» What this task involves
From the listing below, pull out the lines that hold "text".

Some records
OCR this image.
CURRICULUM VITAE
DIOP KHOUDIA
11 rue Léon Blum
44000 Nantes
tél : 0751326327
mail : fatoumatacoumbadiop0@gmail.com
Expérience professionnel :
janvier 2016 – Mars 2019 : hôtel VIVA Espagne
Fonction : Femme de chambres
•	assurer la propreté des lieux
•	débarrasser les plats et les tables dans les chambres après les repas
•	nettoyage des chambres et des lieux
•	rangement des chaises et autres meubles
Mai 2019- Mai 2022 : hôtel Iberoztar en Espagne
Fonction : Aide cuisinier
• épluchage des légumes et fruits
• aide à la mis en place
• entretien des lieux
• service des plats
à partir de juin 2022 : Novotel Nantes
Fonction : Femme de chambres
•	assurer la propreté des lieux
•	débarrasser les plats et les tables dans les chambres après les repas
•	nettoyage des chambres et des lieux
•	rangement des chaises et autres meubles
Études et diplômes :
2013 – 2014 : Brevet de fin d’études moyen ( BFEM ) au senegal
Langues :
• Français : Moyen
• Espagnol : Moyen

==

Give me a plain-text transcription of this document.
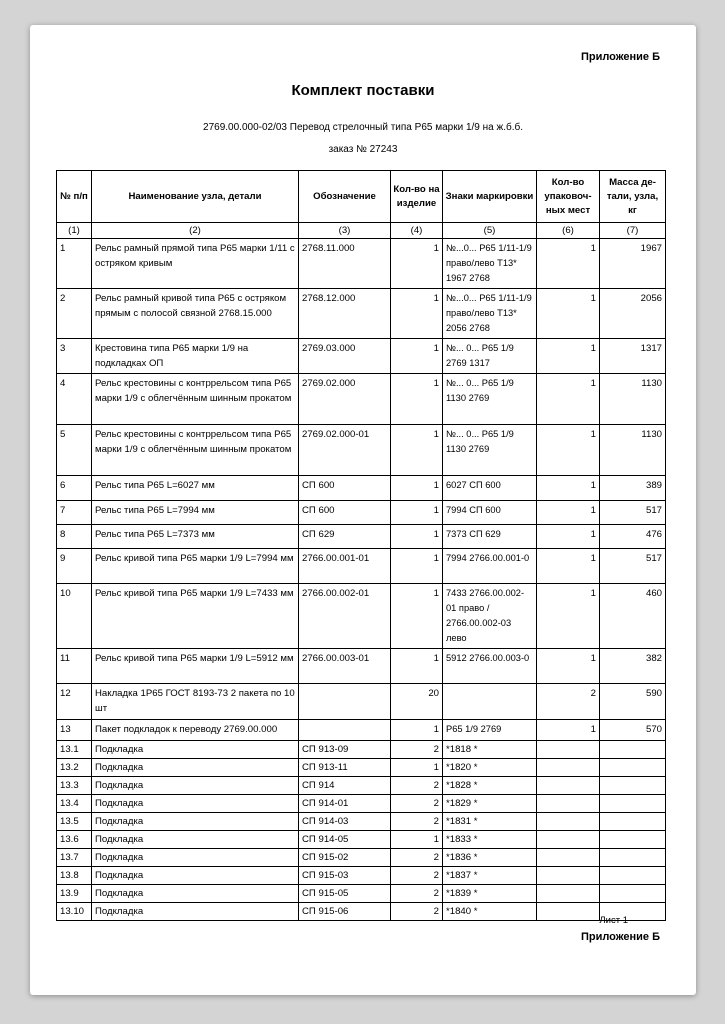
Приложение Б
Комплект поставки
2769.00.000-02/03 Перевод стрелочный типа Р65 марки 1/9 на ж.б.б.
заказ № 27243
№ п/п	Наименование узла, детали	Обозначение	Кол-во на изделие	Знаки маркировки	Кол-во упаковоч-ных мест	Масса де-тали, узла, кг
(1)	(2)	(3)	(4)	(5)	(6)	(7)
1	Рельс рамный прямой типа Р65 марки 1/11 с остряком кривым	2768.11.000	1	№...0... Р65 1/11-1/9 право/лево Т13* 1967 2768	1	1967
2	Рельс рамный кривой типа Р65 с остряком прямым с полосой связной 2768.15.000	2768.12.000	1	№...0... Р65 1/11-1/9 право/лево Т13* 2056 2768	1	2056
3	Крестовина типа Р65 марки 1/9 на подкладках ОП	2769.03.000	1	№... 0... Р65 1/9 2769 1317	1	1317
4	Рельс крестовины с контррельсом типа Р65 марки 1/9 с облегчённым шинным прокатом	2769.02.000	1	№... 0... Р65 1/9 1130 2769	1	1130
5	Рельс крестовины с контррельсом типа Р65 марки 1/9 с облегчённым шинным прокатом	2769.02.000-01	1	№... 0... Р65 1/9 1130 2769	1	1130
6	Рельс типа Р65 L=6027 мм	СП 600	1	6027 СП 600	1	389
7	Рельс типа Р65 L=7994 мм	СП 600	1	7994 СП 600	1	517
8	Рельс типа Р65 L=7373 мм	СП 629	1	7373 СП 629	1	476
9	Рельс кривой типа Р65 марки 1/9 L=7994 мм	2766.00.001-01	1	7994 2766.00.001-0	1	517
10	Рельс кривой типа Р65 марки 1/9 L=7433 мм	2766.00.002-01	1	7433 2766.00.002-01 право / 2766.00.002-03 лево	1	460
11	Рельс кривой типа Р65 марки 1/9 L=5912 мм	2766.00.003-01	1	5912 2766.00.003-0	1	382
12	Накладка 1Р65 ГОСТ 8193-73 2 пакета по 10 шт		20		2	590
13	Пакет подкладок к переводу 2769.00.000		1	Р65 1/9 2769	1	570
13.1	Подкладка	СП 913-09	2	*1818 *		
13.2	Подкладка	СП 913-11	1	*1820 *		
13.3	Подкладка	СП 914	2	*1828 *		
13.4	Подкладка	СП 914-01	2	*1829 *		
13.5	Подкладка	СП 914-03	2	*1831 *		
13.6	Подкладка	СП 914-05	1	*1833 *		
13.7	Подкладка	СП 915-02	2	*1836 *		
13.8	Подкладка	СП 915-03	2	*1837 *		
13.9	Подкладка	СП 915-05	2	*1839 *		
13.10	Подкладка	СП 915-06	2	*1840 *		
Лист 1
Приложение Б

---

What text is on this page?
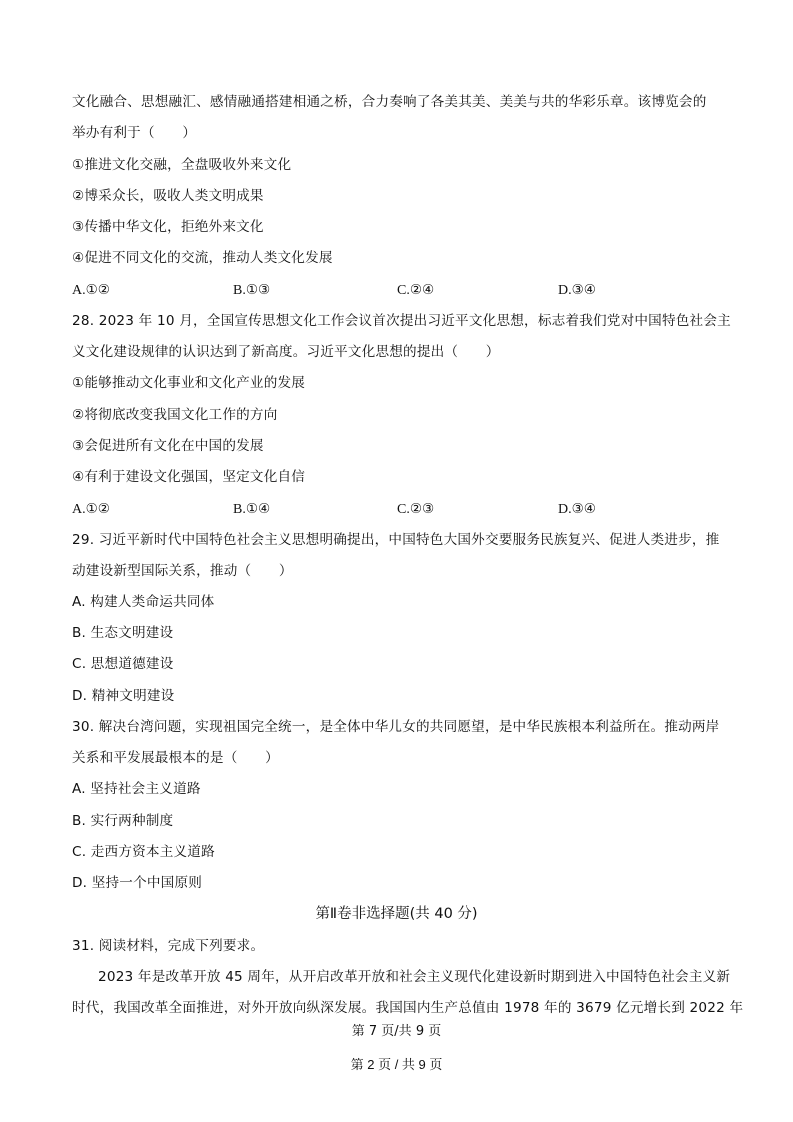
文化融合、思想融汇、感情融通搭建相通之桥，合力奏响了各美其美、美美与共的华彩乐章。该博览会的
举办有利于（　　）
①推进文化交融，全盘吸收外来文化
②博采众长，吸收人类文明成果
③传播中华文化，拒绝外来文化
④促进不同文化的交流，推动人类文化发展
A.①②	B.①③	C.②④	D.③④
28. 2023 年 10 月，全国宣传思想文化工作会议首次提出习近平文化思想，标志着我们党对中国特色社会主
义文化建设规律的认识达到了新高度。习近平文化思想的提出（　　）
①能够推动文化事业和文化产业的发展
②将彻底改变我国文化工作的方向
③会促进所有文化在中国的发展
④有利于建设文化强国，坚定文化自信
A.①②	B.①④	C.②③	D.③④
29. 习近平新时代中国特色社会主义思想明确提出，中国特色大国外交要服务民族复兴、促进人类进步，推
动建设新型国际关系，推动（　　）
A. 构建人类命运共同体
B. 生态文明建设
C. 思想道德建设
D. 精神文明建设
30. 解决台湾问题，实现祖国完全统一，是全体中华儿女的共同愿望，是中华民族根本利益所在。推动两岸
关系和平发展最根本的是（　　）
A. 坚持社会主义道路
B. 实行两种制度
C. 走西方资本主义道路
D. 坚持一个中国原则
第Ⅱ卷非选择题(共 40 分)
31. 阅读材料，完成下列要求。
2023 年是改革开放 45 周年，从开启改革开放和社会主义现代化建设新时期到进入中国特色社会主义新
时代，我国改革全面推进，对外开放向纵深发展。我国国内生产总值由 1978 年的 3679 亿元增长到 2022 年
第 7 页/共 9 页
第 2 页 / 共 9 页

» Written solution
Give me a plain-text transcription of this document.
What text is on this page?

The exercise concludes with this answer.